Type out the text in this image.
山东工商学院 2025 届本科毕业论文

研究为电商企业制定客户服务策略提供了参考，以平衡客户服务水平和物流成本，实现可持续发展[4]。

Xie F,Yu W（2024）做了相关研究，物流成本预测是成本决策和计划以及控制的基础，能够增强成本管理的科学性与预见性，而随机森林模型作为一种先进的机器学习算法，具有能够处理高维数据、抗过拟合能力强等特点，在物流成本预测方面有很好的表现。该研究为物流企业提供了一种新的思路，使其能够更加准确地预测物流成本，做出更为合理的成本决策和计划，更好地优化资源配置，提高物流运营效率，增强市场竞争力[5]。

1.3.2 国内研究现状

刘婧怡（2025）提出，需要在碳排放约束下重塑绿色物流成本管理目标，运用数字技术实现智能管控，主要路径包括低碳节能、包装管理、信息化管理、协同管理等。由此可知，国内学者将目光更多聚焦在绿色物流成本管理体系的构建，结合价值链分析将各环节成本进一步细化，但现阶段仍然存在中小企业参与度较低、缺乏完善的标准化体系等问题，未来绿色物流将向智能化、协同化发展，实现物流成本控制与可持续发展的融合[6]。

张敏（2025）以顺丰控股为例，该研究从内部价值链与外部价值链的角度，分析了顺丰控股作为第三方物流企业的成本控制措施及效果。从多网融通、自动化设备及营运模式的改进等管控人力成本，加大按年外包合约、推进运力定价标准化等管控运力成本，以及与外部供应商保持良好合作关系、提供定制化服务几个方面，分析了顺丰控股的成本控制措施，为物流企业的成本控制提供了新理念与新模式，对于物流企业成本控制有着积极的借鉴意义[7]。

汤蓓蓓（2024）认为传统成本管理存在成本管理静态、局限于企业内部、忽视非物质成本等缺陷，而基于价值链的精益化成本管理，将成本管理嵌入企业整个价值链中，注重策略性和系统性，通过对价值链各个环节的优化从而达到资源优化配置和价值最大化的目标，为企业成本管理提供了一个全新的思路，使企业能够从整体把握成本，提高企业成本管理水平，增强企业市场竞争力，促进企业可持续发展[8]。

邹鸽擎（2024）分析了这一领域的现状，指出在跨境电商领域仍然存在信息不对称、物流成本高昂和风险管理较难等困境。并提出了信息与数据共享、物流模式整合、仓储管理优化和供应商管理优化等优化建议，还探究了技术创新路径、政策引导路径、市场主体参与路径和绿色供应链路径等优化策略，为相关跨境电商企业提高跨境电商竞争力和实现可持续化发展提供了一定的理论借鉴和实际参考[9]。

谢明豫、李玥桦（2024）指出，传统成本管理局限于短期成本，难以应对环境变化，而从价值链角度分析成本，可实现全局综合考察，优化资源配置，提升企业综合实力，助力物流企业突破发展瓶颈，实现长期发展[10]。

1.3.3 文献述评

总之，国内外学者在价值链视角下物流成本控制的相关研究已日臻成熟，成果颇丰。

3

* * *

■ What is required: Repeat the material above in full, quoting it exactly.

■ Exercise output:
Type out the text in this image.
山东工商学院 2025 届本科毕业论文

研究为电商企业制定客户服务策略提供了参考，以平衡客户服务水平和物流成本，实现可持续发展[4]。

Xie F,Yu W（2024）做了相关研究，物流成本预测是成本决策和计划以及控制的基础，能够增强成本管理的科学性与预见性，而随机森林模型作为一种先进的机器学习算法，具有能够处理高维数据、抗过拟合能力强等特点，在物流成本预测方面有很好的表现。该研究为物流企业提供了一种新的思路，使其能够更加准确地预测物流成本，做出更为合理的成本决策和计划，更好地优化资源配置，提高物流运营效率，增强市场竞争力[5]。

1.3.2 国内研究现状

刘婧怡（2025）提出，需要在碳排放约束下重塑绿色物流成本管理目标，运用数字技术实现智能管控，主要路径包括低碳节能、包装管理、信息化管理、协同管理等。由此可知，国内学者将目光更多聚焦在绿色物流成本管理体系的构建，结合价值链分析将各环节成本进一步细化，但现阶段仍然存在中小企业参与度较低、缺乏完善的标准化体系等问题，未来绿色物流将向智能化、协同化发展，实现物流成本控制与可持续发展的融合[6]。

张敏（2025）以顺丰控股为例，该研究从内部价值链与外部价值链的角度，分析了顺丰控股作为第三方物流企业的成本控制措施及效果。从多网融通、自动化设备及营运模式的改进等管控人力成本，加大按年外包合约、推进运力定价标准化等管控运力成本，以及与外部供应商保持良好合作关系、提供定制化服务几个方面，分析了顺丰控股的成本控制措施，为物流企业的成本控制提供了新理念与新模式，对于物流企业成本控制有着积极的借鉴意义[7]。

汤蓓蓓（2024）认为传统成本管理存在成本管理静态、局限于企业内部、忽视非物质成本等缺陷，而基于价值链的精益化成本管理，将成本管理嵌入企业整个价值链中，注重策略性和系统性，通过对价值链各个环节的优化从而达到资源优化配置和价值最大化的目标，为企业成本管理提供了一个全新的思路，使企业能够从整体把握成本，提高企业成本管理水平，增强企业市场竞争力，促进企业可持续发展[8]。

邹鸽擎（2024）分析了这一领域的现状，指出在跨境电商领域仍然存在信息不对称、物流成本高昂和风险管理较难等困境。并提出了信息与数据共享、物流模式整合、仓储管理优化和供应商管理优化等优化建议，还探究了技术创新路径、政策引导路径、市场主体参与路径和绿色供应链路径等优化策略，为相关跨境电商企业提高跨境电商竞争力和实现可持续化发展提供了一定的理论借鉴和实际参考[9]。

谢明豫、李玥桦（2024）指出，传统成本管理局限于短期成本，难以应对环境变化，而从价值链角度分析成本，可实现全局综合考察，优化资源配置，提升企业综合实力，助力物流企业突破发展瓶颈，实现长期发展[10]。

1.3.3 文献述评

总之，国内外学者在价值链视角下物流成本控制的相关研究已日臻成熟，成果颇丰。

3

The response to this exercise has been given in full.